:: PROVIDED MATERIAL
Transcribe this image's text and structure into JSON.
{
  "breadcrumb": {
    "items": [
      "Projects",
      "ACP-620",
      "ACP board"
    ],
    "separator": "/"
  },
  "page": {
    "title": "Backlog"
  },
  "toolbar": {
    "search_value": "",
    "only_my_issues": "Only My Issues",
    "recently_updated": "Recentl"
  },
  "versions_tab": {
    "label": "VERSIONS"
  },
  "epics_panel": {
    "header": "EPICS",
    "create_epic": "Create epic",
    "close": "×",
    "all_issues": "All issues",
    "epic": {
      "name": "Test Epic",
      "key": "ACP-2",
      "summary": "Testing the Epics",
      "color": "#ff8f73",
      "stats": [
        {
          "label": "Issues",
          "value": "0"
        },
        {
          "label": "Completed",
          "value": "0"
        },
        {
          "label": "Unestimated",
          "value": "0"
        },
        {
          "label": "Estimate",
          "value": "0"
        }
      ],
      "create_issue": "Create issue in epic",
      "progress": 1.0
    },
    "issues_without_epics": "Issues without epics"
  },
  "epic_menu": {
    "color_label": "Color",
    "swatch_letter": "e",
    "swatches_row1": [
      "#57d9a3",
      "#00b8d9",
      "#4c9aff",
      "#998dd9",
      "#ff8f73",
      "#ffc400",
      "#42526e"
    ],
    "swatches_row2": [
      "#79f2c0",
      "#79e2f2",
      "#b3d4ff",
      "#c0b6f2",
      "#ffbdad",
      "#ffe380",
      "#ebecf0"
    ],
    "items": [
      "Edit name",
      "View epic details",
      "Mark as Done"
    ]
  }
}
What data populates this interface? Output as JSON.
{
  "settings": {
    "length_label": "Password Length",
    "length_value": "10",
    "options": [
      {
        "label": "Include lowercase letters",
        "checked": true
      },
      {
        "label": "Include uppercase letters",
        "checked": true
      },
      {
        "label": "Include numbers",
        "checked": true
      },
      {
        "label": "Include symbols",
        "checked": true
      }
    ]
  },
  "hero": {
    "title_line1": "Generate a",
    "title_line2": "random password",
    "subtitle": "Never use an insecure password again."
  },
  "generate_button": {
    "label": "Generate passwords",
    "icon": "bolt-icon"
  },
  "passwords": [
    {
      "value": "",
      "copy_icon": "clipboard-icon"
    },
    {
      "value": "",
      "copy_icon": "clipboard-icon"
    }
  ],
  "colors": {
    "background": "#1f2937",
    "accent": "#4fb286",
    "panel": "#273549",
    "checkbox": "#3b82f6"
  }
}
::::
**WHAT IS NEEDED:**
Output all of the data again. Match it exactly.

**ANSWER IN FULL:**
Transcribe this image's text and structure into JSON.
{
  "breadcrumb": {
    "items": [
      "Projects",
      "ACP-620",
      "ACP board"
    ],
    "separator": "/"
  },
  "page": {
    "title": "Backlog"
  },
  "toolbar": {
    "search_value": "",
    "only_my_issues": "Only My Issues",
    "recently_updated": "Recentl"
  },
  "versions_tab": {
    "label": "VERSIONS"
  },
  "epics_panel": {
    "header": "EPICS",
    "create_epic": "Create epic",
    "close": "×",
    "all_issues": "All issues",
    "epic": {
      "name": "Test Epic",
      "key": "ACP-2",
      "summary": "Testing the Epics",
      "color": "#ff8f73",
      "stats": [
        {
          "label": "Issues",
          "value": "0"
        },
        {
          "label": "Completed",
          "value": "0"
        },
        {
          "label": "Unestimated",
          "value": "0"
        },
        {
          "label": "Estimate",
          "value": "0"
        }
      ],
      "create_issue": "Create issue in epic",
      "progress": 1.0
    },
    "issues_without_epics": "Issues without epics"
  },
  "epic_menu": {
    "color_label": "Color",
    "swatch_letter": "e",
    "swatches_row1": [
      "#57d9a3",
      "#00b8d9",
      "#4c9aff",
      "#998dd9",
      "#ff8f73",
      "#ffc400",
      "#42526e"
    ],
    "swatches_row2": [
      "#79f2c0",
      "#79e2f2",
      "#b3d4ff",
      "#c0b6f2",
      "#ffbdad",
      "#ffe380",
      "#ebecf0"
    ],
    "items": [
      "Edit name",
      "View epic details",
      "Mark as Done"
    ]
  }
}
What data populates this interface? Output as JSON.
{
  "settings": {
    "length_label": "Password Length",
    "length_value": "10",
    "options": [
      {
        "label": "Include lowercase letters",
        "checked": true
      },
      {
        "label": "Include uppercase letters",
        "checked": true
      },
      {
        "label": "Include numbers",
        "checked": true
      },
      {
        "label": "Include symbols",
        "checked": true
      }
    ]
  },
  "hero": {
    "title_line1": "Generate a",
    "title_line2": "random password",
    "subtitle": "Never use an insecure password again."
  },
  "generate_button": {
    "label": "Generate passwords",
    "icon": "bolt-icon"
  },
  "passwords": [
    {
      "value": "",
      "copy_icon": "clipboard-icon"
    },
    {
      "value": "",
      "copy_icon": "clipboard-icon"
    }
  ],
  "colors": {
    "background": "#1f2937",
    "accent": "#4fb286",
    "panel": "#273549",
    "checkbox": "#3b82f6"
  }
}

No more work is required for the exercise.